(Extracted data entries)

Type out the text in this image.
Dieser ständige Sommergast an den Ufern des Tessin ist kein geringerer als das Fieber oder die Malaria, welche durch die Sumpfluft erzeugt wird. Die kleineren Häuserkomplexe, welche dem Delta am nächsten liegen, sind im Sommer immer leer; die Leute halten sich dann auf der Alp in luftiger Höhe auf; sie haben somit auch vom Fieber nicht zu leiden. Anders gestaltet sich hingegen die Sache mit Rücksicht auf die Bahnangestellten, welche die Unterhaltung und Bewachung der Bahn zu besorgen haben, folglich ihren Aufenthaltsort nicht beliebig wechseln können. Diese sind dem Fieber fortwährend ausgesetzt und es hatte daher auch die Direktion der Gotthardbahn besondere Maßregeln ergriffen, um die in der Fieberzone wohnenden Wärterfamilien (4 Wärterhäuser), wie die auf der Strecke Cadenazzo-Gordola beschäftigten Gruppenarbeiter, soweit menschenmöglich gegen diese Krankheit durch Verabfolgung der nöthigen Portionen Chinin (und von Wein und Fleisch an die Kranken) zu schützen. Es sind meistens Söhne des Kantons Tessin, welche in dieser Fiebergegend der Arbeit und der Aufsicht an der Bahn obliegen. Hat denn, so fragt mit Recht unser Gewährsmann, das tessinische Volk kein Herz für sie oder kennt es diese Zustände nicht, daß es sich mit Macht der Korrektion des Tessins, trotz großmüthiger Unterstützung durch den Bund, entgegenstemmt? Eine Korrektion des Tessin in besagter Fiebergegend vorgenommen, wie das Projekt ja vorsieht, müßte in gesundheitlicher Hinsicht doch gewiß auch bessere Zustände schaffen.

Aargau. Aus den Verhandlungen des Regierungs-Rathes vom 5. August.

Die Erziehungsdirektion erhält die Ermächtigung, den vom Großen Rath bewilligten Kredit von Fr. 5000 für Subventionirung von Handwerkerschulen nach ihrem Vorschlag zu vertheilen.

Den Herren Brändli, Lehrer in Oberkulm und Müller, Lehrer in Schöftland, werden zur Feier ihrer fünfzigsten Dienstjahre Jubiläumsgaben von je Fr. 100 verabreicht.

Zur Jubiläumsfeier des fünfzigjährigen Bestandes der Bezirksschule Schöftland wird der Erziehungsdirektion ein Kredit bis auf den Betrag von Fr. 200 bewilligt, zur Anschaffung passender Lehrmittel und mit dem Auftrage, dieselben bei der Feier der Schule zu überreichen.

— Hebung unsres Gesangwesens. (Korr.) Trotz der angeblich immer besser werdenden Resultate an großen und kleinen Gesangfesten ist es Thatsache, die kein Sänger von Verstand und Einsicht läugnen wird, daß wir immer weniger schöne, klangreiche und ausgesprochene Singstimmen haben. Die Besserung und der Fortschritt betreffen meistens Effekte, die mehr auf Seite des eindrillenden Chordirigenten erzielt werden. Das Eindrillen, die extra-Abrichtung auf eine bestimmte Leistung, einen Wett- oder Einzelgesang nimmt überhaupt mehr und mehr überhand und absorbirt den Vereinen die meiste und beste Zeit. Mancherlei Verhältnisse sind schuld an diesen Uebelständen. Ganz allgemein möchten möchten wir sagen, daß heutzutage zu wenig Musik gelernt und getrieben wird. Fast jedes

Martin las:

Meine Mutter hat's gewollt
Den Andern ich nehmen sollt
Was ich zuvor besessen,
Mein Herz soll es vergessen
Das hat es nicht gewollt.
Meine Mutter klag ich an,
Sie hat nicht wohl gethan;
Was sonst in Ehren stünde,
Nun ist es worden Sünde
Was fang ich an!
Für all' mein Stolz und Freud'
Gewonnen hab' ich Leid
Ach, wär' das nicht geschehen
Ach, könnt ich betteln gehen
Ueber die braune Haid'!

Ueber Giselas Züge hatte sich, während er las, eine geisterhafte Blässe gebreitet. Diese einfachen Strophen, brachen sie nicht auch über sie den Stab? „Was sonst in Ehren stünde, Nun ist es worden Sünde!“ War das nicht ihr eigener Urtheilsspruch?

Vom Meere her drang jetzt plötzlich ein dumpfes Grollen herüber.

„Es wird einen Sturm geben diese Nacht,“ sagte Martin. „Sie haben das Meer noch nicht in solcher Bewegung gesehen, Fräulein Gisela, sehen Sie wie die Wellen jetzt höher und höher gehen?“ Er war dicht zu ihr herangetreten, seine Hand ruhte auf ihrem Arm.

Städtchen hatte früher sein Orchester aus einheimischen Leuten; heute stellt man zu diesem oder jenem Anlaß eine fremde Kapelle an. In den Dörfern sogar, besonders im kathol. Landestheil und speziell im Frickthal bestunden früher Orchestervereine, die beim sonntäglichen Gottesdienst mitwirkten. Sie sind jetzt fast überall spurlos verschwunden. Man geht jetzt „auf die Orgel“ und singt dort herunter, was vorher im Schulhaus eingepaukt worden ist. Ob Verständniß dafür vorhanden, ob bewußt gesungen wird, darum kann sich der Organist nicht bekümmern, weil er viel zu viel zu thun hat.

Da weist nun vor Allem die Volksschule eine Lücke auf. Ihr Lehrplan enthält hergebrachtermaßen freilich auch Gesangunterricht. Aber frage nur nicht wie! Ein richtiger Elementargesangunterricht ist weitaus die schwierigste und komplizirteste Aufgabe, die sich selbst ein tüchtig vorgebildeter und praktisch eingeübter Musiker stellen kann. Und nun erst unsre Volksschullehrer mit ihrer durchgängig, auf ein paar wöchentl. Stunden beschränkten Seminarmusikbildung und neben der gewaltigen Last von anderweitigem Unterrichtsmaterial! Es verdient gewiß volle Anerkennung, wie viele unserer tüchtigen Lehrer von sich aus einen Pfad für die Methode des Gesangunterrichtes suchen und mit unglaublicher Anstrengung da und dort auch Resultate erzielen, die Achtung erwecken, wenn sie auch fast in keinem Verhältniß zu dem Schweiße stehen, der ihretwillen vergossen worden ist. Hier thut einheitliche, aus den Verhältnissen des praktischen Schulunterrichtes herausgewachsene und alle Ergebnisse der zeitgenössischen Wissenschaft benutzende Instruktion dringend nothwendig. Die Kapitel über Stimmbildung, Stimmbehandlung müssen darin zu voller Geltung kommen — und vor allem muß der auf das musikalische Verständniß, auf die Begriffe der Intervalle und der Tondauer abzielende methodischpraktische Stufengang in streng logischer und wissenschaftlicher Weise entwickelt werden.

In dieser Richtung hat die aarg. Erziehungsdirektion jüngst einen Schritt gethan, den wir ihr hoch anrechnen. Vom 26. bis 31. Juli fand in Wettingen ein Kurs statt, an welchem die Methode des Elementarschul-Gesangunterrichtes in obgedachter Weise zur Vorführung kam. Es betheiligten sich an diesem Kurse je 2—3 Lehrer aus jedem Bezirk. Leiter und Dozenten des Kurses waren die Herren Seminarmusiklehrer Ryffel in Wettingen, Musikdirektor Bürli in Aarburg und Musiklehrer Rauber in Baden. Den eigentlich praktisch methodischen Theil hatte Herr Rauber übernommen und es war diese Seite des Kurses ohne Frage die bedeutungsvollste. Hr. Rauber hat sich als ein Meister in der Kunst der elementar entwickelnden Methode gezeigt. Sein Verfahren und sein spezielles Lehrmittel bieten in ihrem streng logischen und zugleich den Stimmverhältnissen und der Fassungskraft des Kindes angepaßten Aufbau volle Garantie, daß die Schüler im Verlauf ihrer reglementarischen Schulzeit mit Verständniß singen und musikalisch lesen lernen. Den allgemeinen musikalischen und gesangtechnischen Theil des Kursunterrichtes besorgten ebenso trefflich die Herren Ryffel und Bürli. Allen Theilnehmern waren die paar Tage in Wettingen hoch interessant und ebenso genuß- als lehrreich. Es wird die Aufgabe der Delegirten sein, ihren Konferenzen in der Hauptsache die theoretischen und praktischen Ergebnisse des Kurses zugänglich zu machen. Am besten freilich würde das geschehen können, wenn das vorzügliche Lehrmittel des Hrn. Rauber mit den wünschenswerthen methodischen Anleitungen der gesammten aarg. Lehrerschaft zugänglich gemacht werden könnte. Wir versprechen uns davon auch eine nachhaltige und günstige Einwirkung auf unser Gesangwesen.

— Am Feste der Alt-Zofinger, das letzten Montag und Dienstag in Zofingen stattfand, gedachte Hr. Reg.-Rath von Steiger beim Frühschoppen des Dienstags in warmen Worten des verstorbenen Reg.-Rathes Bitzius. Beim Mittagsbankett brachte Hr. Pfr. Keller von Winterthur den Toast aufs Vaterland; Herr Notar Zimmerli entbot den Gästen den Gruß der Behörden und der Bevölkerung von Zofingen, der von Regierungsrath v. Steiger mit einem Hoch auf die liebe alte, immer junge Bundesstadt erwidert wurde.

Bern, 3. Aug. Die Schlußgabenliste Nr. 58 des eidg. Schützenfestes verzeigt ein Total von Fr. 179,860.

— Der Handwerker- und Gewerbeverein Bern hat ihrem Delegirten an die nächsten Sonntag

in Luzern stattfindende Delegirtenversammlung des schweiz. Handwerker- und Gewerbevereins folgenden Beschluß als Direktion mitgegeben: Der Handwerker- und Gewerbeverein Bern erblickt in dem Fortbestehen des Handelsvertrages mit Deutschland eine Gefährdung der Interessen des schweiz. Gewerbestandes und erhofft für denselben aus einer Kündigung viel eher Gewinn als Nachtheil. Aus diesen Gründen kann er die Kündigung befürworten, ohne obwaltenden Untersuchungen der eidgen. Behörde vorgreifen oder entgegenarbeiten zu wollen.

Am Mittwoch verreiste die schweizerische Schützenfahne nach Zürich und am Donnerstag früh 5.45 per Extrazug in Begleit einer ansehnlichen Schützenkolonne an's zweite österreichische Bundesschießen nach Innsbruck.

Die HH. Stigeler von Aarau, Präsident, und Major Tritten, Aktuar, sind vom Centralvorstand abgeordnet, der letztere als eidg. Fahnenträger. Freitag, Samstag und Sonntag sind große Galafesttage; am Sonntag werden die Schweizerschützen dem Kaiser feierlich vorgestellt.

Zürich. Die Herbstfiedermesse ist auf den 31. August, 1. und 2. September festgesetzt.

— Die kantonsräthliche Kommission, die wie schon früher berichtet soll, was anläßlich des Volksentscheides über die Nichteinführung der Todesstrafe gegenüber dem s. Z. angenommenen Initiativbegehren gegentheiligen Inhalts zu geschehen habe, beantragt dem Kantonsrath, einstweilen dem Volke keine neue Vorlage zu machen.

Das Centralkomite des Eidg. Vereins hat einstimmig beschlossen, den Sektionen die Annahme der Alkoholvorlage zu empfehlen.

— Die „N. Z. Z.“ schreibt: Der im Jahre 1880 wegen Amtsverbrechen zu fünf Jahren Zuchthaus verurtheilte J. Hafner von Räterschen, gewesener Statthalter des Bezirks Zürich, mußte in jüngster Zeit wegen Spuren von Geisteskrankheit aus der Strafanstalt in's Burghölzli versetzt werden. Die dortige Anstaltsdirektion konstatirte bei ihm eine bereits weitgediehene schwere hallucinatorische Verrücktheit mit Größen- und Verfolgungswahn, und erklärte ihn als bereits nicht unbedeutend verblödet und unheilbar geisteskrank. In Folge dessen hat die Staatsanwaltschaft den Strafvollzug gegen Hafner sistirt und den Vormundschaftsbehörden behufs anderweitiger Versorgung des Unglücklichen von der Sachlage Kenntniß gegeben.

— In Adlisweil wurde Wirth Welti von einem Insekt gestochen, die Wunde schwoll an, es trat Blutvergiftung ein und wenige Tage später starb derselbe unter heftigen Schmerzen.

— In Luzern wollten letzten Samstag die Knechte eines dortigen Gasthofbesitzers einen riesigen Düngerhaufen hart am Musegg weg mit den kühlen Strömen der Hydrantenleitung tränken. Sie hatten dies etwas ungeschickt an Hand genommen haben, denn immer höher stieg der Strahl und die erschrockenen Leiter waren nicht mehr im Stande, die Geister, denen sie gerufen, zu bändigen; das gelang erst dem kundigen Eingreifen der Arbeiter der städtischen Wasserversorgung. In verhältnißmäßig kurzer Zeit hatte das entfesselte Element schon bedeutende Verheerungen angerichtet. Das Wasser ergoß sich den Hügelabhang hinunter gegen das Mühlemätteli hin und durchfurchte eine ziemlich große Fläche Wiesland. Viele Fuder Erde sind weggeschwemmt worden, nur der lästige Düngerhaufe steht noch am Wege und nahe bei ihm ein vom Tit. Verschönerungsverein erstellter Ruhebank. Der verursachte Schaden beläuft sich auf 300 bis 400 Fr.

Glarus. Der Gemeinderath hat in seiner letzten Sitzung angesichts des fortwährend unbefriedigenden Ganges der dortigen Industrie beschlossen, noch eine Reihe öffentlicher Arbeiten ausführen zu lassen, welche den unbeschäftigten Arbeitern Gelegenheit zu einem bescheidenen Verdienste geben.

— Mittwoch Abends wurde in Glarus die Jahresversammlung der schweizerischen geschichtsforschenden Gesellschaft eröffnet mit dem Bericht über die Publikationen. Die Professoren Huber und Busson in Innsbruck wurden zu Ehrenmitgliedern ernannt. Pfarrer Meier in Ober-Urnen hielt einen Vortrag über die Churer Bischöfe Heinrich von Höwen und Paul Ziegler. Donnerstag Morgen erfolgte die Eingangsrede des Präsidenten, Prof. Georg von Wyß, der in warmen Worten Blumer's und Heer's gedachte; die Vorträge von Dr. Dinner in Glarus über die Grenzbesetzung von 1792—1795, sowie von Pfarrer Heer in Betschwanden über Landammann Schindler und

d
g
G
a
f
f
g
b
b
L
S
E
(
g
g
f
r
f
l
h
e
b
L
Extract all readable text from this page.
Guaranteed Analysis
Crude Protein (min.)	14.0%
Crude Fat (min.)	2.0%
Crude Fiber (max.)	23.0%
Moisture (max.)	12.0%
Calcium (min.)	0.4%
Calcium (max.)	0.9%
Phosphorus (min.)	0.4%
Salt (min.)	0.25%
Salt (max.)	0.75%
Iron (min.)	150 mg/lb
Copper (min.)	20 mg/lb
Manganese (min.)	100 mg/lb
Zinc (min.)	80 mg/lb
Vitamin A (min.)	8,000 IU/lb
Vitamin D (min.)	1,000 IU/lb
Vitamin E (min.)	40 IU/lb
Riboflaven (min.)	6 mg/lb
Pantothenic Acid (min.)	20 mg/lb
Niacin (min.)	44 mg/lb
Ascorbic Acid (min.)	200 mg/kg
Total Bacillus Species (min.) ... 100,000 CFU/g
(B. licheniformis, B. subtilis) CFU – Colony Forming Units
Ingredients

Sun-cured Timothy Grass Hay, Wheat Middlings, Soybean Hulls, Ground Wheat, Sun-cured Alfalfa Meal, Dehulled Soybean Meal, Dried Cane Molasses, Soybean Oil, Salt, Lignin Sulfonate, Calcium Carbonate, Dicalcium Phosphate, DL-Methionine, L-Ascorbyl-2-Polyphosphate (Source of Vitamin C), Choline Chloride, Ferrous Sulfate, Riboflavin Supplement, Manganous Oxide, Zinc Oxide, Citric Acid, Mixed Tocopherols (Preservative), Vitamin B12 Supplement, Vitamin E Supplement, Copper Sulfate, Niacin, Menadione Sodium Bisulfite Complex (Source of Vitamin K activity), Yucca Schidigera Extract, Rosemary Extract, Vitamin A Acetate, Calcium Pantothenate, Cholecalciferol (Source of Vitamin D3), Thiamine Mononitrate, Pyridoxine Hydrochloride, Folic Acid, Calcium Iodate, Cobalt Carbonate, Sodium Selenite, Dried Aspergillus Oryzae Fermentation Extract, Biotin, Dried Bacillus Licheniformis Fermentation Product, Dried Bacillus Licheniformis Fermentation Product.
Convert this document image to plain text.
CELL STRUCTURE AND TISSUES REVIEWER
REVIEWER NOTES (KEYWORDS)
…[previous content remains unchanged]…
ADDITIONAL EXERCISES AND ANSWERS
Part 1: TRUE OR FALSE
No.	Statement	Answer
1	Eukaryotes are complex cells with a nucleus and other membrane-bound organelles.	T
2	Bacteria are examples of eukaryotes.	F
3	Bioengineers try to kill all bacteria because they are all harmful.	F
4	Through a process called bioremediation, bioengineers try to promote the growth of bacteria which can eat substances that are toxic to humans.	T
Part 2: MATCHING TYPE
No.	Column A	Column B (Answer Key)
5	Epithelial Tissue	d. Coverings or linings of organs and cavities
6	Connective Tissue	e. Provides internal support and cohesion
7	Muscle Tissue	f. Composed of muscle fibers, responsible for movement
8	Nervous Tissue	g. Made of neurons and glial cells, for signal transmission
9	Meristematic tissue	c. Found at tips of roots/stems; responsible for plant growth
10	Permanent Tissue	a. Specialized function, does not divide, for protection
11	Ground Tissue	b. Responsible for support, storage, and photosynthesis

Instructions for the task:
Identify each line in the records above that contains the word "früher", and copy it out in full.

Written response:
Städtchen hatte früher sein Orchester aus einheimischen Leuten; heute stellt man zu diesem oder jenem Anlaß eine fremde Kapelle an. In den Dörfern sogar, besonders im kathol. Landestheil und speziell im Frickthal bestunden früher Orchestervereine, die beim sonntäglichen Gottesdienst mitwirkten. Sie sind jetzt fast überall spurlos verschwunden. Man geht jetzt „auf die Orgel“ und singt dort herunter, was vorher im Schulhaus eingepaukt worden ist. Ob Verständniß dafür vorhanden, ob bewußt gesungen wird, darum kann sich der Organist nicht bekümmern, weil er viel zu viel zu thun hat.
— Die kantonsräthliche Kommission, die wie schon früher berichtet soll, was anläßlich des Volksentscheides über die Nichteinführung der Todesstrafe gegenüber dem s. Z. angenommenen Initiativbegehren gegentheiligen Inhalts zu geschehen habe, beantragt dem Kantonsrath, einstweilen dem Volke keine neue Vorlage zu machen.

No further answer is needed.